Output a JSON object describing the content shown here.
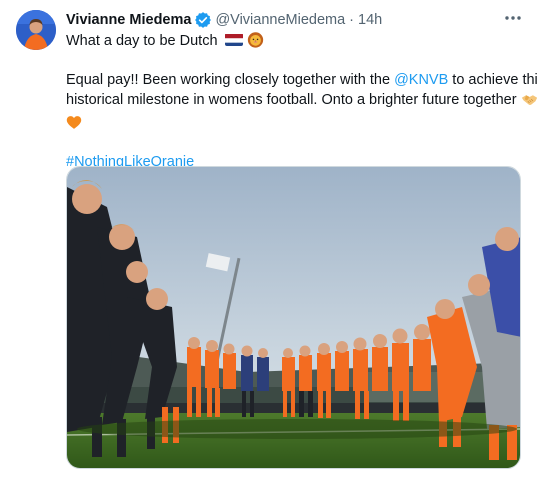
{
  "tweet": {
    "author_name": "Vivianne Miedema",
    "handle": "@VivianneMiedema",
    "separator": "·",
    "time": "14h",
    "more_icon": "more-horizontal-icon",
    "text_line1": "What a day to be Dutch",
    "text_line2_a": "Equal pay!! Been working closely together with the ",
    "mention": "@KNVB",
    "text_line2_b": " to achieve this",
    "text_line3": "historical milestone in womens football. Onto a brighter future together",
    "hashtag": "#NothingLikeOranje"
  },
  "colors": {
    "link": "#1d9bf0",
    "text": "#0f1419",
    "secondary": "#536471",
    "verified": "#1d9bf0",
    "oranje": "#f36c21"
  },
  "icons": [
    "netherlands-flag-icon",
    "lion-face-icon",
    "handshake-icon",
    "orange-heart-icon",
    "verified-badge-icon"
  ]
}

> [Work to do]: Give an exact reproduction of every line, leaving out any picture.

> [Task solution]:
Output a JSON object describing the content shown here.
{
  "tweet": {
    "author_name": "Vivianne Miedema",
    "handle": "@VivianneMiedema",
    "separator": "·",
    "time": "14h",
    "more_icon": "more-horizontal-icon",
    "text_line1": "What a day to be Dutch",
    "text_line2_a": "Equal pay!! Been working closely together with the ",
    "mention": "@KNVB",
    "text_line2_b": " to achieve this",
    "text_line3": "historical milestone in womens football. Onto a brighter future together",
    "hashtag": "#NothingLikeOranje"
  },
  "colors": {
    "link": "#1d9bf0",
    "text": "#0f1419",
    "secondary": "#536471",
    "verified": "#1d9bf0",
    "oranje": "#f36c21"
  },
  "icons": [
    "netherlands-flag-icon",
    "lion-face-icon",
    "handshake-icon",
    "orange-heart-icon",
    "verified-badge-icon"
  ]
}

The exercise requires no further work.